_STATED PROBLEM_
The entries below are to be written out again without alteration.
--- BEGIN SUPPLIED DATA ---
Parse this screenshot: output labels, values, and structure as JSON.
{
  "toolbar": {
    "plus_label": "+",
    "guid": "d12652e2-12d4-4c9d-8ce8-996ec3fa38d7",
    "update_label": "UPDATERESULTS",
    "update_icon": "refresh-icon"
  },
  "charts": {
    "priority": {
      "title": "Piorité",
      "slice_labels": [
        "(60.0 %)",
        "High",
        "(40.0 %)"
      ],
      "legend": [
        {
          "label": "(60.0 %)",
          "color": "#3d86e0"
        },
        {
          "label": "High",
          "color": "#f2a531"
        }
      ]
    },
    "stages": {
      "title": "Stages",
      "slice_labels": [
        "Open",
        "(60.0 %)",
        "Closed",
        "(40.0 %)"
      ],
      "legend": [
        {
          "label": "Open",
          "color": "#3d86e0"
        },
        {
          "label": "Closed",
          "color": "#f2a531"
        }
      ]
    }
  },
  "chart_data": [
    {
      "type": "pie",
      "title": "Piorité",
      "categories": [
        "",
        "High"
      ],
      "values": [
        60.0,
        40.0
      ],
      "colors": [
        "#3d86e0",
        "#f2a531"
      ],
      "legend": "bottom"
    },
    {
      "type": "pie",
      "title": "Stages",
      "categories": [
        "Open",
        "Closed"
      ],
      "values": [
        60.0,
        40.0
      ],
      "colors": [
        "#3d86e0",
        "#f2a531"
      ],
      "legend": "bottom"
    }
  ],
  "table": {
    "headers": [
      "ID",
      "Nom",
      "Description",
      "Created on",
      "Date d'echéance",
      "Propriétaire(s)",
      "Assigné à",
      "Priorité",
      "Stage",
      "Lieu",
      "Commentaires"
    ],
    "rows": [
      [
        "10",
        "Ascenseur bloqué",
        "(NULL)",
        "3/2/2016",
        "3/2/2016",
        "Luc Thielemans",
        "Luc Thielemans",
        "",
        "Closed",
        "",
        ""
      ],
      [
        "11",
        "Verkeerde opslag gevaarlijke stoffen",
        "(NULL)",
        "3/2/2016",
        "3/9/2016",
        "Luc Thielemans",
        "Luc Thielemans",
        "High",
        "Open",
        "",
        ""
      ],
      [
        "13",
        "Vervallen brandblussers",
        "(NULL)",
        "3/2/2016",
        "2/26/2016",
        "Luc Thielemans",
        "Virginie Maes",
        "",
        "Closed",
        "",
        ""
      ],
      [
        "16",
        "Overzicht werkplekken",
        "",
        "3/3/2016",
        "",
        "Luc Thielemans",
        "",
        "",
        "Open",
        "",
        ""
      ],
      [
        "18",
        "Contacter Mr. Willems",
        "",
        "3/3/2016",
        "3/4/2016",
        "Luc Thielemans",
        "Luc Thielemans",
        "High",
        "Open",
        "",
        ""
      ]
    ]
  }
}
--- END SUPPLIED DATA ---
_FULL RESPONSE_
Parse this screenshot: output labels, values, and structure as JSON.
{
  "toolbar": {
    "plus_label": "+",
    "guid": "d12652e2-12d4-4c9d-8ce8-996ec3fa38d7",
    "update_label": "UPDATERESULTS",
    "update_icon": "refresh-icon"
  },
  "charts": {
    "priority": {
      "title": "Piorité",
      "slice_labels": [
        "(60.0 %)",
        "High",
        "(40.0 %)"
      ],
      "legend": [
        {
          "label": "(60.0 %)",
          "color": "#3d86e0"
        },
        {
          "label": "High",
          "color": "#f2a531"
        }
      ]
    },
    "stages": {
      "title": "Stages",
      "slice_labels": [
        "Open",
        "(60.0 %)",
        "Closed",
        "(40.0 %)"
      ],
      "legend": [
        {
          "label": "Open",
          "color": "#3d86e0"
        },
        {
          "label": "Closed",
          "color": "#f2a531"
        }
      ]
    }
  },
  "chart_data": [
    {
      "type": "pie",
      "title": "Piorité",
      "categories": [
        "",
        "High"
      ],
      "values": [
        60.0,
        40.0
      ],
      "colors": [
        "#3d86e0",
        "#f2a531"
      ],
      "legend": "bottom"
    },
    {
      "type": "pie",
      "title": "Stages",
      "categories": [
        "Open",
        "Closed"
      ],
      "values": [
        60.0,
        40.0
      ],
      "colors": [
        "#3d86e0",
        "#f2a531"
      ],
      "legend": "bottom"
    }
  ],
  "table": {
    "headers": [
      "ID",
      "Nom",
      "Description",
      "Created on",
      "Date d'echéance",
      "Propriétaire(s)",
      "Assigné à",
      "Priorité",
      "Stage",
      "Lieu",
      "Commentaires"
    ],
    "rows": [
      [
        "10",
        "Ascenseur bloqué",
        "(NULL)",
        "3/2/2016",
        "3/2/2016",
        "Luc Thielemans",
        "Luc Thielemans",
        "",
        "Closed",
        "",
        ""
      ],
      [
        "11",
        "Verkeerde opslag gevaarlijke stoffen",
        "(NULL)",
        "3/2/2016",
        "3/9/2016",
        "Luc Thielemans",
        "Luc Thielemans",
        "High",
        "Open",
        "",
        ""
      ],
      [
        "13",
        "Vervallen brandblussers",
        "(NULL)",
        "3/2/2016",
        "2/26/2016",
        "Luc Thielemans",
        "Virginie Maes",
        "",
        "Closed",
        "",
        ""
      ],
      [
        "16",
        "Overzicht werkplekken",
        "",
        "3/3/2016",
        "",
        "Luc Thielemans",
        "",
        "",
        "Open",
        "",
        ""
      ],
      [
        "18",
        "Contacter Mr. Willems",
        "",
        "3/3/2016",
        "3/4/2016",
        "Luc Thielemans",
        "Luc Thielemans",
        "High",
        "Open",
        "",
        ""
      ]
    ]
  }
}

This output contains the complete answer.